◆ **DO THIS**
Find every line with the word "case" and give their count, nothing else.
-- start of LISTED RECORDS --
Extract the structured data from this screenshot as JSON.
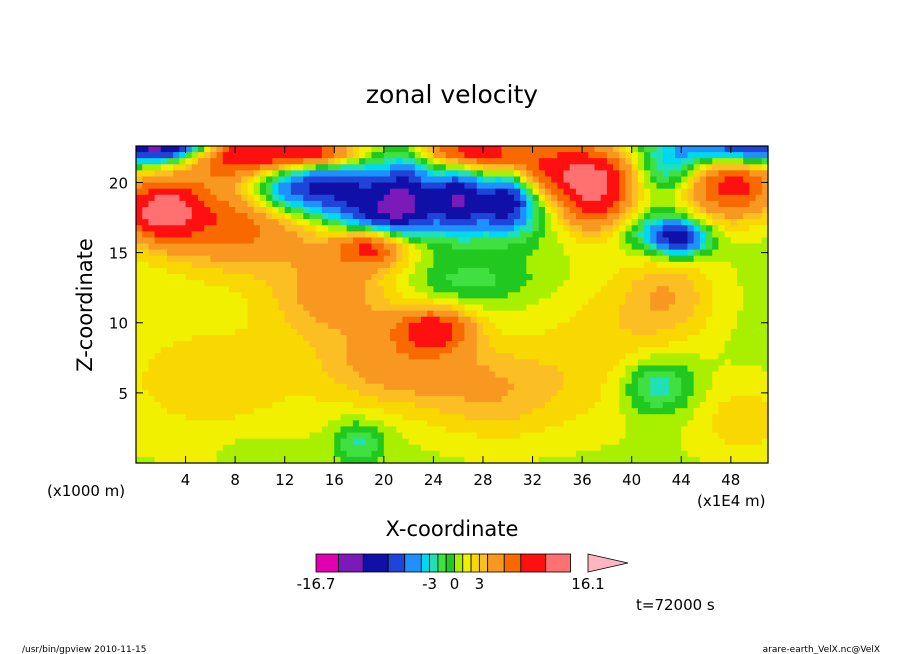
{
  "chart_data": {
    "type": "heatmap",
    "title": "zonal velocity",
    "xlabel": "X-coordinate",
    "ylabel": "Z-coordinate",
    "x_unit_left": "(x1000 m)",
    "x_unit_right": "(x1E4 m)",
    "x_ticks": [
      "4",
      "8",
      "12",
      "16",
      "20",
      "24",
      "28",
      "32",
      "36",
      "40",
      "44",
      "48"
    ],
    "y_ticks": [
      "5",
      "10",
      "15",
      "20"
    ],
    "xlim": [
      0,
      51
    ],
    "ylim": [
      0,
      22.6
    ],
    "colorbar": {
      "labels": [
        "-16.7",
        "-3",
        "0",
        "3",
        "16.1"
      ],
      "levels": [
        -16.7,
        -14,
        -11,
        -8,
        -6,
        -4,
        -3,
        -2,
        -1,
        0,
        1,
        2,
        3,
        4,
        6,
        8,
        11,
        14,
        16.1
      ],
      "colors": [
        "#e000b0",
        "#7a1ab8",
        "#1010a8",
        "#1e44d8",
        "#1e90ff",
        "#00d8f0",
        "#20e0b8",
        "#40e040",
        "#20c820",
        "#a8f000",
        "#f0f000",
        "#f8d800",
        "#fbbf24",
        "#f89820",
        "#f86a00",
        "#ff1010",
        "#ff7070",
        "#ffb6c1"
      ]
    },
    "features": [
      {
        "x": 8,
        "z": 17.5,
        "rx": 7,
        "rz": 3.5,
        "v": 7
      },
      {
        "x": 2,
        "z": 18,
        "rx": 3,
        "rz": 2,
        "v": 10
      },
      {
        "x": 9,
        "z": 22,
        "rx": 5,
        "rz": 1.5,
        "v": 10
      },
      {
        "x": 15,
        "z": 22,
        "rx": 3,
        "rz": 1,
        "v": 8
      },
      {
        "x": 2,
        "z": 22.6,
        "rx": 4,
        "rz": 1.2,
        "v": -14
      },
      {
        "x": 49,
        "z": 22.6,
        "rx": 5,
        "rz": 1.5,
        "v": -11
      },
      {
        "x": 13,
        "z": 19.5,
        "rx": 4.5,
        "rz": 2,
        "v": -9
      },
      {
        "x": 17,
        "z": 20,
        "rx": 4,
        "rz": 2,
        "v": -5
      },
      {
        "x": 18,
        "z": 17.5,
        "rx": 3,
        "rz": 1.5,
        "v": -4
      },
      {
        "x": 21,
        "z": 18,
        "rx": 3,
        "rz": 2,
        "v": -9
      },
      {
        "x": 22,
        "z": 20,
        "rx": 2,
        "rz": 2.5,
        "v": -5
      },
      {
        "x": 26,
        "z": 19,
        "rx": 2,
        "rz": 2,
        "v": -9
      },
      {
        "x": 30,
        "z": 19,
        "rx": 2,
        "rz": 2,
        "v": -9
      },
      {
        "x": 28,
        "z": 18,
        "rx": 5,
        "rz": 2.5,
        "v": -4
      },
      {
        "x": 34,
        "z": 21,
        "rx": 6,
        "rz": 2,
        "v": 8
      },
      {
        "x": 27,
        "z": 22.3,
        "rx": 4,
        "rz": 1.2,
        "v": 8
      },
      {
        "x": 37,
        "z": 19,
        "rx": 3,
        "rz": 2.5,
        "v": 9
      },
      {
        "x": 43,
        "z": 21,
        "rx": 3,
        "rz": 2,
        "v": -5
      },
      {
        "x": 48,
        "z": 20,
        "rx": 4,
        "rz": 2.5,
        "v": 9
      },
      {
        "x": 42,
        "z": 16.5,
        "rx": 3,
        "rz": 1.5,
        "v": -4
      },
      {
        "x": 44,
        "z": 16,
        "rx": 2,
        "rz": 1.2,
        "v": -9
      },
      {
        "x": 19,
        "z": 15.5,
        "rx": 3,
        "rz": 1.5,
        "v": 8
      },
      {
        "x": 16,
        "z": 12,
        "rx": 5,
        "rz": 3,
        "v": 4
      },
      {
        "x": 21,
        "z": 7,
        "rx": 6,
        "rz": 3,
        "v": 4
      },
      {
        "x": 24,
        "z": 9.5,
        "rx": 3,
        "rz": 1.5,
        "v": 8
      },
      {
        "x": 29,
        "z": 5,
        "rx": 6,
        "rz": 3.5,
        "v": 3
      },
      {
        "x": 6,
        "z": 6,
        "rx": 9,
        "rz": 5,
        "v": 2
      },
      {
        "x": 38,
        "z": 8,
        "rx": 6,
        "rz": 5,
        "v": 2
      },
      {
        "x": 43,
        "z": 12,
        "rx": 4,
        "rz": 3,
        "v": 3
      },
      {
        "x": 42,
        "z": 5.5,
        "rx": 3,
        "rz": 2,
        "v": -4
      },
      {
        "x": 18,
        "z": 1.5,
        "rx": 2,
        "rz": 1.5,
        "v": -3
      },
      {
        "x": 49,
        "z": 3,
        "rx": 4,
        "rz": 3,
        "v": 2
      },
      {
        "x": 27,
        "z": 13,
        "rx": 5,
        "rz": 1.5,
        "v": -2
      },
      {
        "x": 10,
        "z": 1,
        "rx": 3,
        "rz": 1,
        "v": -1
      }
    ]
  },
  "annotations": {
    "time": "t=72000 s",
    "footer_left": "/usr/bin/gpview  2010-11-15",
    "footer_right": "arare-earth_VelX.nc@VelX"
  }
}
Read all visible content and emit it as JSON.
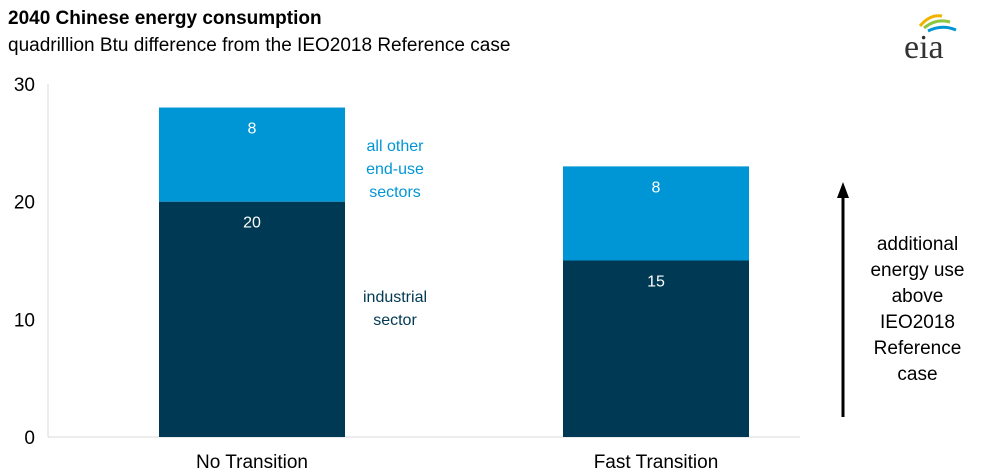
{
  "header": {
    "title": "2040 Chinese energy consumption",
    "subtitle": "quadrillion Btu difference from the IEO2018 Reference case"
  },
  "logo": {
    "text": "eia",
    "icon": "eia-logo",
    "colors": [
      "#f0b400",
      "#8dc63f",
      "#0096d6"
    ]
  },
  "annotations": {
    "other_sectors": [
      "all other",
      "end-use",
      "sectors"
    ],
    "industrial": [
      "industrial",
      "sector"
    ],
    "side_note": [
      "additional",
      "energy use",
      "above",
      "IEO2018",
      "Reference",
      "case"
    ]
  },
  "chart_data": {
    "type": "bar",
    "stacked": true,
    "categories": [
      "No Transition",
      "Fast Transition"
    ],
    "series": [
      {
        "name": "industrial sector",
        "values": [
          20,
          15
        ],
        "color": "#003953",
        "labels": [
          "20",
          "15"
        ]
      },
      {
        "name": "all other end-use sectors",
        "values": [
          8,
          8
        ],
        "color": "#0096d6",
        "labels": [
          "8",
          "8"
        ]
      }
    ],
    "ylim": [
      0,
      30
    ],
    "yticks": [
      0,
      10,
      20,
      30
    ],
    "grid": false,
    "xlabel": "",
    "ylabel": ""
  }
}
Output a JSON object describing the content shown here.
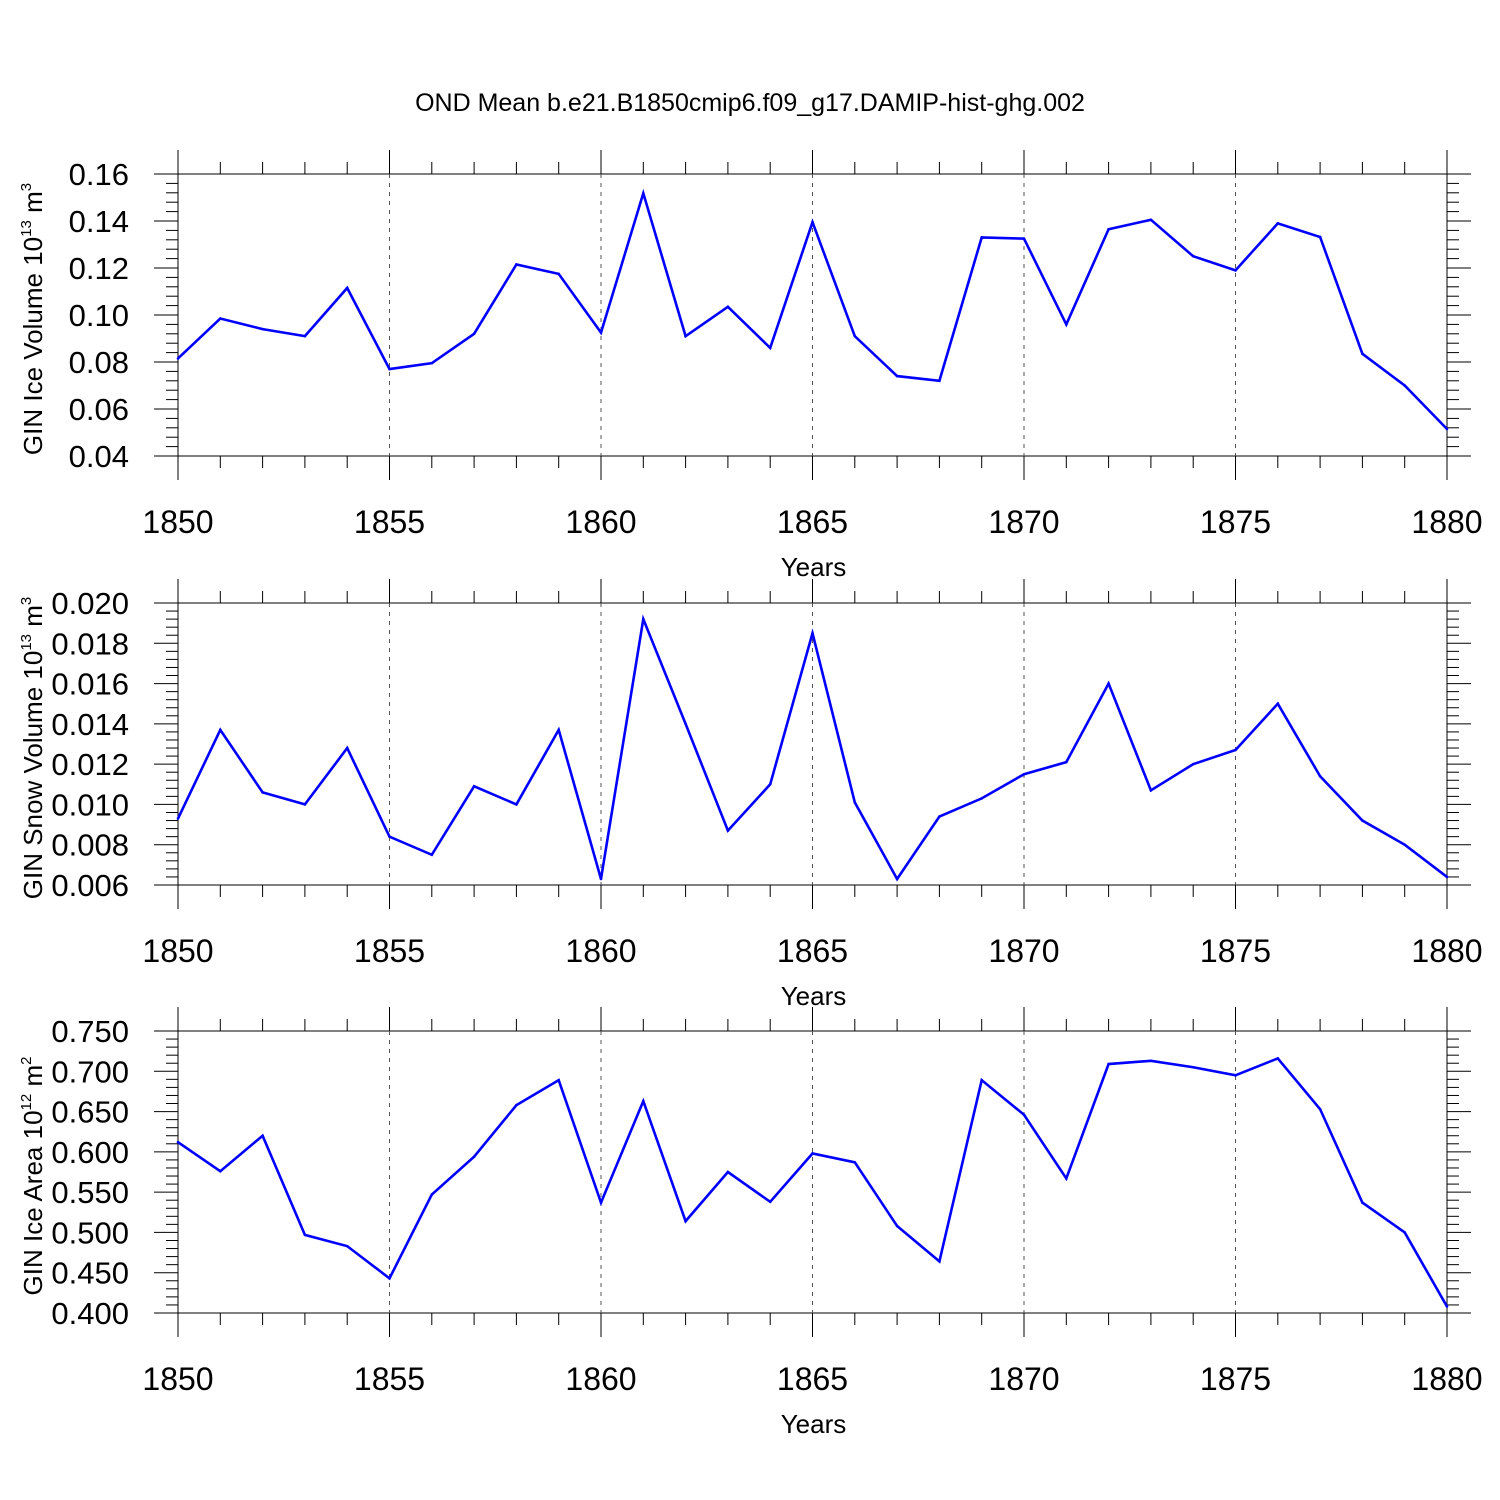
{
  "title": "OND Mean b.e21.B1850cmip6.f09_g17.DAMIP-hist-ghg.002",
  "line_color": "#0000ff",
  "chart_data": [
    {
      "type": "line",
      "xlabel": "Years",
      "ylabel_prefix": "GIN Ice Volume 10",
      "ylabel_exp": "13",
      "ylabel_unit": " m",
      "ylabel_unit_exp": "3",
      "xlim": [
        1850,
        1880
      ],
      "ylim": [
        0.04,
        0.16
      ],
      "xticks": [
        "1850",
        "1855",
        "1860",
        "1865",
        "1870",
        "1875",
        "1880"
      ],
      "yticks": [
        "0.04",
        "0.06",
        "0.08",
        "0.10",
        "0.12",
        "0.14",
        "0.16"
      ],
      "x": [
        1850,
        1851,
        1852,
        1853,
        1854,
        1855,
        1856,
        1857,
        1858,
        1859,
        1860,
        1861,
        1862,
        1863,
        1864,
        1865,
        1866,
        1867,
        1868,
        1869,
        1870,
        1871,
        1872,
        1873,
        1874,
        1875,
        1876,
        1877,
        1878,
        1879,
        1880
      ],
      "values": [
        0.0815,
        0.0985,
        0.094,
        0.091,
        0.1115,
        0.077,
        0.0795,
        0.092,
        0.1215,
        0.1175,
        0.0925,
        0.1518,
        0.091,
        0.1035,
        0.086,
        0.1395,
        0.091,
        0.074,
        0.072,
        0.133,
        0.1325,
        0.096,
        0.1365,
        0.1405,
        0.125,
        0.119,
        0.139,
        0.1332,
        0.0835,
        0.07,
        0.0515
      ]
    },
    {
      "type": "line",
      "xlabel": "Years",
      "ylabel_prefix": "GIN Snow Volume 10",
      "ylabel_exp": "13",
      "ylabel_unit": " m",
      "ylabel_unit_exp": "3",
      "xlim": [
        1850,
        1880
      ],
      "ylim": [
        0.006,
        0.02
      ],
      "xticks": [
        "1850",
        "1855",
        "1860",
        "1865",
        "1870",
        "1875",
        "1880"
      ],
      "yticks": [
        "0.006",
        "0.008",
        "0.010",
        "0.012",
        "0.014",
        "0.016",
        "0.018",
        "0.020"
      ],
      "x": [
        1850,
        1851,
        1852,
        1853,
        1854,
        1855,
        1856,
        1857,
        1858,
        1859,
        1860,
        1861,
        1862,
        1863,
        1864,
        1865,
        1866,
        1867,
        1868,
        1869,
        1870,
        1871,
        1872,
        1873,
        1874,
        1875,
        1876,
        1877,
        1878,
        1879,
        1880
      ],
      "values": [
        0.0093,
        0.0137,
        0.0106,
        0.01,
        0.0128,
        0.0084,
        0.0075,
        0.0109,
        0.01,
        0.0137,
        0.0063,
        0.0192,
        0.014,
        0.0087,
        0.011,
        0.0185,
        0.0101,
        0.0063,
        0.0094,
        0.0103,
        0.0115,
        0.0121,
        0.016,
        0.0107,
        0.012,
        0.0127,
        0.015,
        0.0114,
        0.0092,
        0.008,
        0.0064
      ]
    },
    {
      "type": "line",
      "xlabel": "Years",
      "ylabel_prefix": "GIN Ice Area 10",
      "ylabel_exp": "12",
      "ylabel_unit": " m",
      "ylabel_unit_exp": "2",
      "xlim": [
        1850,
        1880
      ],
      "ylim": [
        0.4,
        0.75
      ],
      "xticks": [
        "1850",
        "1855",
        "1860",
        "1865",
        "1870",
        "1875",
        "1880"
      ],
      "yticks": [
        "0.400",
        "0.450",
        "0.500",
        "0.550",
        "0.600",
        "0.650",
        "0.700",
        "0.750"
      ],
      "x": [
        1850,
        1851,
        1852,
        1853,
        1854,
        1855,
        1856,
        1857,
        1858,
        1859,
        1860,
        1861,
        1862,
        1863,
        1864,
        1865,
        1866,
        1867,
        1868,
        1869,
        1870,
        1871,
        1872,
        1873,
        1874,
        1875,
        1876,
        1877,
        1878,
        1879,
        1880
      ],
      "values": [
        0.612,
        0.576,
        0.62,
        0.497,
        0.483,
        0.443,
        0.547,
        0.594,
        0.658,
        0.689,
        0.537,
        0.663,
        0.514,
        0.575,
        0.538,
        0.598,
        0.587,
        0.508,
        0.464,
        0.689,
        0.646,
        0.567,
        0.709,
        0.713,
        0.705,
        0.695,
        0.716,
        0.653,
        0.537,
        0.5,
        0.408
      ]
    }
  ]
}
-- end of LISTED RECORDS --
◆ **TASK OUTPUT**
2